Below is a listing; copy all of it exactly.

[Recorded data]
━━━━
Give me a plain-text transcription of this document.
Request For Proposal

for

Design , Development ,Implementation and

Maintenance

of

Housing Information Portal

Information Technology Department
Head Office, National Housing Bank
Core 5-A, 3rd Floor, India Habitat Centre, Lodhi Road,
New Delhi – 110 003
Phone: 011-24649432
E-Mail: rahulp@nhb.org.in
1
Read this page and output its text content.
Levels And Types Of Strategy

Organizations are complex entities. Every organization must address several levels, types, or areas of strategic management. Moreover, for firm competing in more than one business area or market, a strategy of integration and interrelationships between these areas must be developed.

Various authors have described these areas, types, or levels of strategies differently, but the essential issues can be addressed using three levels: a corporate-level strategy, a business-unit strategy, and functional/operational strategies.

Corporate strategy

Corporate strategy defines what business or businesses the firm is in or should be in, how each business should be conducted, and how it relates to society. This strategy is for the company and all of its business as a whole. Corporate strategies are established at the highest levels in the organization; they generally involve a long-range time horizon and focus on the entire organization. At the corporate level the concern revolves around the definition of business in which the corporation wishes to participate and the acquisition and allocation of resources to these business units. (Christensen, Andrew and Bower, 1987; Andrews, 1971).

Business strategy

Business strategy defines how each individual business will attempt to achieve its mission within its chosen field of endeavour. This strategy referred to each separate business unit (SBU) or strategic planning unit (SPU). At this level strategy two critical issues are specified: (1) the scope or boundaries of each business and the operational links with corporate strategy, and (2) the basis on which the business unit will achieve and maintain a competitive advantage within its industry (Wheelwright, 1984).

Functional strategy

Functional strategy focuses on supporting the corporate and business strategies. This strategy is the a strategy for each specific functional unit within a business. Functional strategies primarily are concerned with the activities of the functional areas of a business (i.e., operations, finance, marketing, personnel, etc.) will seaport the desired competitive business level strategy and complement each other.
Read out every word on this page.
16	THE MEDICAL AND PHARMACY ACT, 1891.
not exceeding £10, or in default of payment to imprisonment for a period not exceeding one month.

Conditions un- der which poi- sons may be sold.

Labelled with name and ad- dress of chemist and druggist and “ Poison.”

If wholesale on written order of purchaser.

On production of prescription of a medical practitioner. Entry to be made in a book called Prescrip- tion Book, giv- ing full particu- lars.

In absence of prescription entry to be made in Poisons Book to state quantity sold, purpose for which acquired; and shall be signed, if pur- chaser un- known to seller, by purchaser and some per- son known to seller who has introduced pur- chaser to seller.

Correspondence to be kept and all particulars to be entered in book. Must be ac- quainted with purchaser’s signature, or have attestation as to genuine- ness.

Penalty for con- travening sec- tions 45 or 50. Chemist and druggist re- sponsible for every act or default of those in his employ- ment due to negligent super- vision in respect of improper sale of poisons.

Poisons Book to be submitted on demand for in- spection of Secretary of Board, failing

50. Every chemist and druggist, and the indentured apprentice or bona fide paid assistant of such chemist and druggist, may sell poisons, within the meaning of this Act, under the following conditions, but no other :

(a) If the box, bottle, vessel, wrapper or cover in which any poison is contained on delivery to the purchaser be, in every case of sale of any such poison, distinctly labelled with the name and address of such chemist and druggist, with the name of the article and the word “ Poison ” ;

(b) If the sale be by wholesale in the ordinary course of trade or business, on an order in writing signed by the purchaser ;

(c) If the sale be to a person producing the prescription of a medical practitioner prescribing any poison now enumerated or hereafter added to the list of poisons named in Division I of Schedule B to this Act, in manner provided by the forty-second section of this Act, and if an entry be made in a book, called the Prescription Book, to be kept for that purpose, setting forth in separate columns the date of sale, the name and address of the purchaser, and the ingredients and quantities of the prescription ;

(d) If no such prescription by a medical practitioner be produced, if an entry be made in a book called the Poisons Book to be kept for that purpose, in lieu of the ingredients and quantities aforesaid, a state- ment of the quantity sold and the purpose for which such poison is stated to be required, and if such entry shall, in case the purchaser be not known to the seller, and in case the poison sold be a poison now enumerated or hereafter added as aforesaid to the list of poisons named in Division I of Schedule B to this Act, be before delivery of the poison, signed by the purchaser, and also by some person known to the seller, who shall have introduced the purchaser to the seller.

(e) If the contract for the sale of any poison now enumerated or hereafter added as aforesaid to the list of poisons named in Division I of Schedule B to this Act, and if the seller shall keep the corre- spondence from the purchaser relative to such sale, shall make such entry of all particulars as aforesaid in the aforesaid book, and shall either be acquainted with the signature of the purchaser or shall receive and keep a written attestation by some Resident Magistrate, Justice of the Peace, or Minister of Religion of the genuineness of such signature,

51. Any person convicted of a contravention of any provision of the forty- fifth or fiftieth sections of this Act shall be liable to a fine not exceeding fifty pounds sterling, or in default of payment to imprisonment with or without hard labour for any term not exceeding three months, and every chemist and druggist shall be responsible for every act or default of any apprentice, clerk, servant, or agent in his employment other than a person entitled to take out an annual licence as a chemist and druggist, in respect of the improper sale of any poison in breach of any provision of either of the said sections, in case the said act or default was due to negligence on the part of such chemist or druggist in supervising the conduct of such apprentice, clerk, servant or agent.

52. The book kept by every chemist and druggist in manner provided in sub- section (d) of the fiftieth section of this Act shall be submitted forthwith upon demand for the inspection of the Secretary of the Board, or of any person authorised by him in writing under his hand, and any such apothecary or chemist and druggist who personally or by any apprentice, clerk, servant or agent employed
━━━━
## ANSWER TO THIS TASK
Give me a plain-text transcription of this document.
Request For Proposal

for

Design , Development ,Implementation and

Maintenance

of

Housing Information Portal

Information Technology Department
Head Office, National Housing Bank
Core 5-A, 3rd Floor, India Habitat Centre, Lodhi Road,
New Delhi – 110 003
Phone: 011-24649432
E-Mail: rahulp@nhb.org.in
1
Read this page and output its text content.
Levels And Types Of Strategy

Organizations are complex entities. Every organization must address several levels, types, or areas of strategic management. Moreover, for firm competing in more than one business area or market, a strategy of integration and interrelationships between these areas must be developed.

Various authors have described these areas, types, or levels of strategies differently, but the essential issues can be addressed using three levels: a corporate-level strategy, a business-unit strategy, and functional/operational strategies.

Corporate strategy

Corporate strategy defines what business or businesses the firm is in or should be in, how each business should be conducted, and how it relates to society. This strategy is for the company and all of its business as a whole. Corporate strategies are established at the highest levels in the organization; they generally involve a long-range time horizon and focus on the entire organization. At the corporate level the concern revolves around the definition of business in which the corporation wishes to participate and the acquisition and allocation of resources to these business units. (Christensen, Andrew and Bower, 1987; Andrews, 1971).

Business strategy

Business strategy defines how each individual business will attempt to achieve its mission within its chosen field of endeavour. This strategy referred to each separate business unit (SBU) or strategic planning unit (SPU). At this level strategy two critical issues are specified: (1) the scope or boundaries of each business and the operational links with corporate strategy, and (2) the basis on which the business unit will achieve and maintain a competitive advantage within its industry (Wheelwright, 1984).

Functional strategy

Functional strategy focuses on supporting the corporate and business strategies. This strategy is the a strategy for each specific functional unit within a business. Functional strategies primarily are concerned with the activities of the functional areas of a business (i.e., operations, finance, marketing, personnel, etc.) will seaport the desired competitive business level strategy and complement each other.
Read out every word on this page.
16	THE MEDICAL AND PHARMACY ACT, 1891.
not exceeding £10, or in default of payment to imprisonment for a period not exceeding one month.

Conditions un- der which poi- sons may be sold.

Labelled with name and ad- dress of chemist and druggist and “ Poison.”

If wholesale on written order of purchaser.

On production of prescription of a medical practitioner. Entry to be made in a book called Prescrip- tion Book, giv- ing full particu- lars.

In absence of prescription entry to be made in Poisons Book to state quantity sold, purpose for which acquired; and shall be signed, if pur- chaser un- known to seller, by purchaser and some per- son known to seller who has introduced pur- chaser to seller.

Correspondence to be kept and all particulars to be entered in book. Must be ac- quainted with purchaser’s signature, or have attestation as to genuine- ness.

Penalty for con- travening sec- tions 45 or 50. Chemist and druggist re- sponsible for every act or default of those in his employ- ment due to negligent super- vision in respect of improper sale of poisons.

Poisons Book to be submitted on demand for in- spection of Secretary of Board, failing

50. Every chemist and druggist, and the indentured apprentice or bona fide paid assistant of such chemist and druggist, may sell poisons, within the meaning of this Act, under the following conditions, but no other :

(a) If the box, bottle, vessel, wrapper or cover in which any poison is contained on delivery to the purchaser be, in every case of sale of any such poison, distinctly labelled with the name and address of such chemist and druggist, with the name of the article and the word “ Poison ” ;

(b) If the sale be by wholesale in the ordinary course of trade or business, on an order in writing signed by the purchaser ;

(c) If the sale be to a person producing the prescription of a medical practitioner prescribing any poison now enumerated or hereafter added to the list of poisons named in Division I of Schedule B to this Act, in manner provided by the forty-second section of this Act, and if an entry be made in a book, called the Prescription Book, to be kept for that purpose, setting forth in separate columns the date of sale, the name and address of the purchaser, and the ingredients and quantities of the prescription ;

(d) If no such prescription by a medical practitioner be produced, if an entry be made in a book called the Poisons Book to be kept for that purpose, in lieu of the ingredients and quantities aforesaid, a state- ment of the quantity sold and the purpose for which such poison is stated to be required, and if such entry shall, in case the purchaser be not known to the seller, and in case the poison sold be a poison now enumerated or hereafter added as aforesaid to the list of poisons named in Division I of Schedule B to this Act, be before delivery of the poison, signed by the purchaser, and also by some person known to the seller, who shall have introduced the purchaser to the seller.

(e) If the contract for the sale of any poison now enumerated or hereafter added as aforesaid to the list of poisons named in Division I of Schedule B to this Act, and if the seller shall keep the corre- spondence from the purchaser relative to such sale, shall make such entry of all particulars as aforesaid in the aforesaid book, and shall either be acquainted with the signature of the purchaser or shall receive and keep a written attestation by some Resident Magistrate, Justice of the Peace, or Minister of Religion of the genuineness of such signature,

51. Any person convicted of a contravention of any provision of the forty- fifth or fiftieth sections of this Act shall be liable to a fine not exceeding fifty pounds sterling, or in default of payment to imprisonment with or without hard labour for any term not exceeding three months, and every chemist and druggist shall be responsible for every act or default of any apprentice, clerk, servant, or agent in his employment other than a person entitled to take out an annual licence as a chemist and druggist, in respect of the improper sale of any poison in breach of any provision of either of the said sections, in case the said act or default was due to negligence on the part of such chemist or druggist in supervising the conduct of such apprentice, clerk, servant or agent.

52. The book kept by every chemist and druggist in manner provided in sub- section (d) of the fiftieth section of this Act shall be submitted forthwith upon demand for the inspection of the Secretary of the Board, or of any person authorised by him in writing under his hand, and any such apothecary or chemist and druggist who personally or by any apprentice, clerk, servant or agent employed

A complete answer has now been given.